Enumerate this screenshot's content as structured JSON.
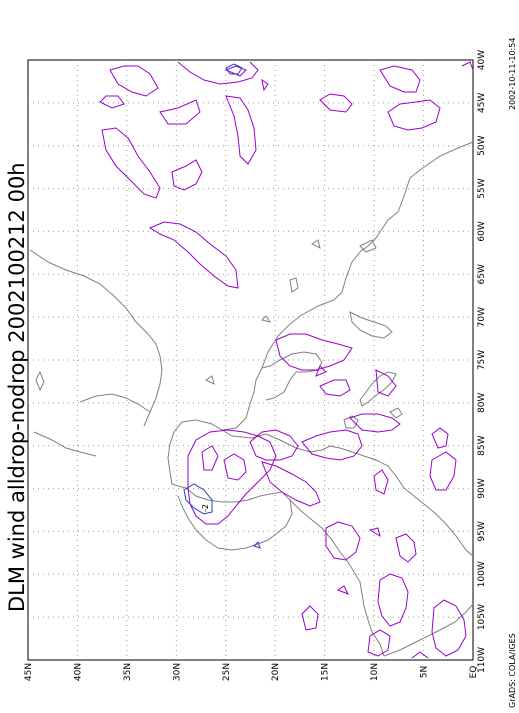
{
  "title": "DLM wind alldrop-nodrop 2002100212 00h",
  "timestamp": "2002-10-11-10:54",
  "credit": "GrADS: COLA/IGES",
  "lat_labels": [
    "45N",
    "40N",
    "35N",
    "30N",
    "25N",
    "20N",
    "15N",
    "10N",
    "5N",
    "EQ"
  ],
  "lon_labels": [
    "40W",
    "45W",
    "50W",
    "55W",
    "60W",
    "65W",
    "70W",
    "75W",
    "80W",
    "85W",
    "90W",
    "95W",
    "100W",
    "105W",
    "110W"
  ],
  "contour_labels": [
    "-2"
  ],
  "colors": {
    "coast": "#808080",
    "grid": "#9a9a9a",
    "positive_contour": "#9900cc",
    "negative_contour": "#1f3fbf",
    "frame": "#000000"
  }
}
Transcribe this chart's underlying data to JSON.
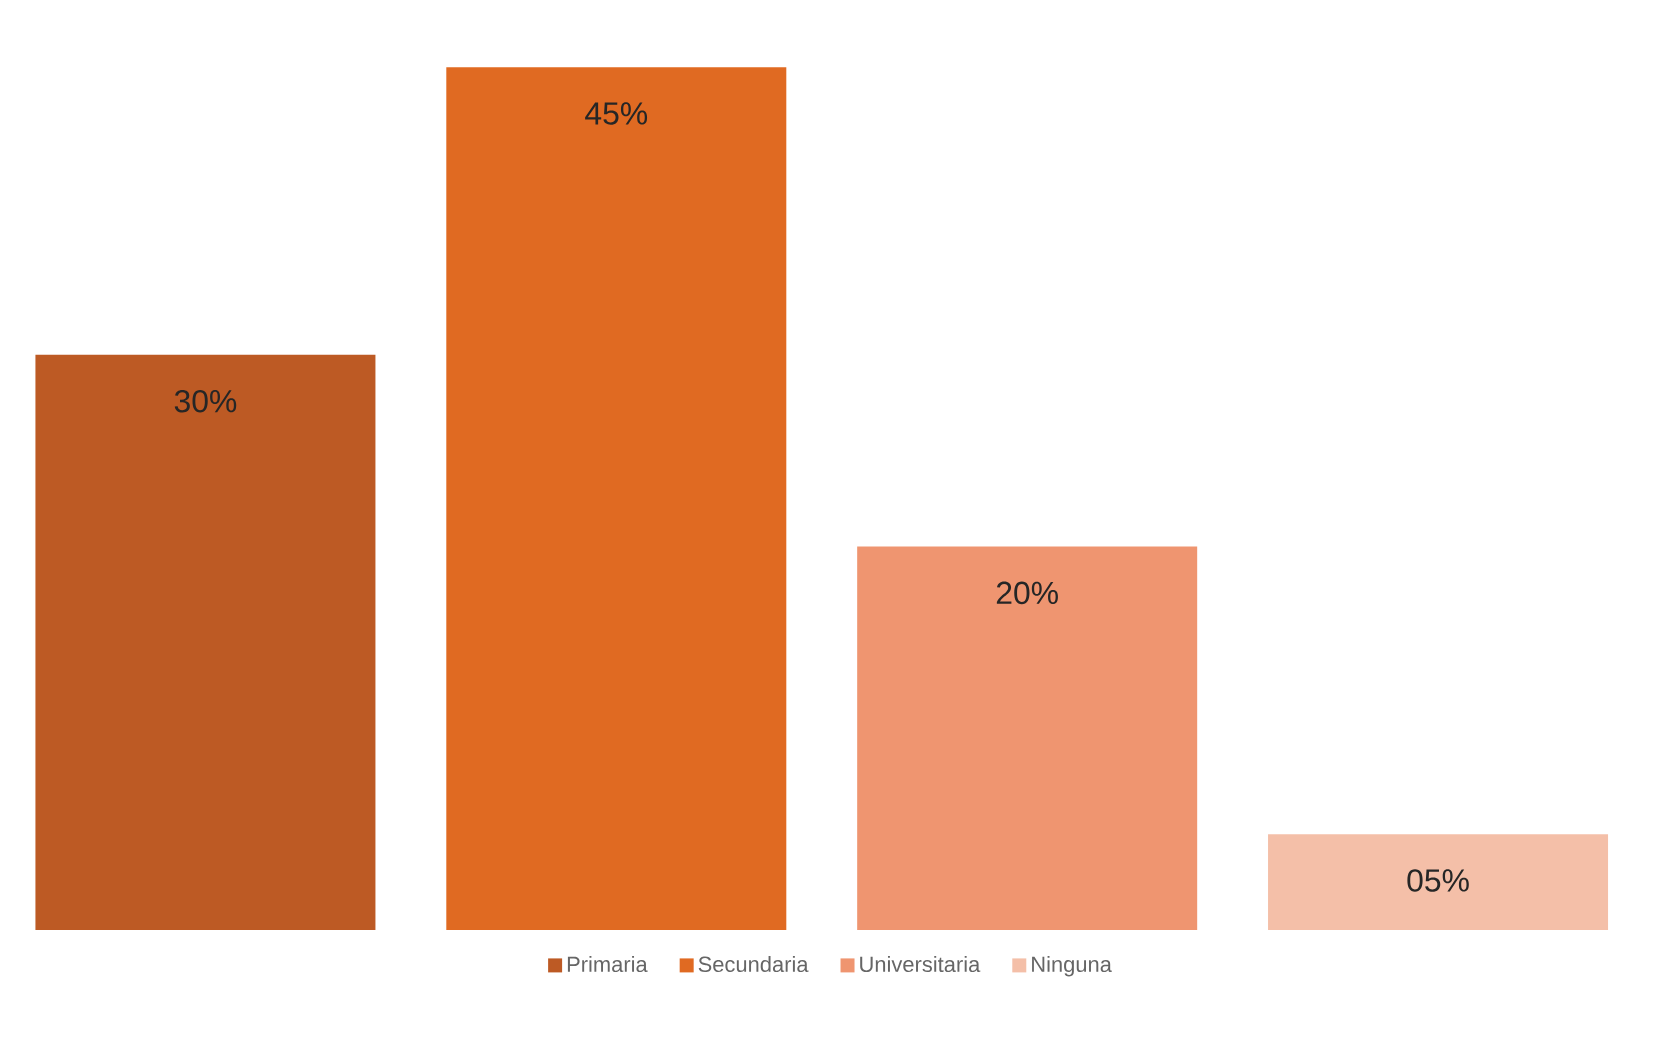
{
  "chart_data": {
    "type": "bar",
    "categories": [
      null
    ],
    "legend": "bottom",
    "series": [
      {
        "name": "Primaria",
        "color": "#bd5a24",
        "values": [
          30
        ],
        "value_labels": [
          "30%"
        ]
      },
      {
        "name": "Secundaria",
        "color": "#e06a22",
        "values": [
          45
        ],
        "value_labels": [
          "45%"
        ]
      },
      {
        "name": "Universitaria",
        "color": "#ef9570",
        "values": [
          20
        ],
        "value_labels": [
          "20%"
        ]
      },
      {
        "name": "Ninguna",
        "color": "#f4bfa8",
        "values": [
          5
        ],
        "value_labels": [
          "05%"
        ]
      }
    ]
  }
}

======

Of the lines in the records, how many contain the word "JSON"? Answer with the number and nothing else.

The response: 2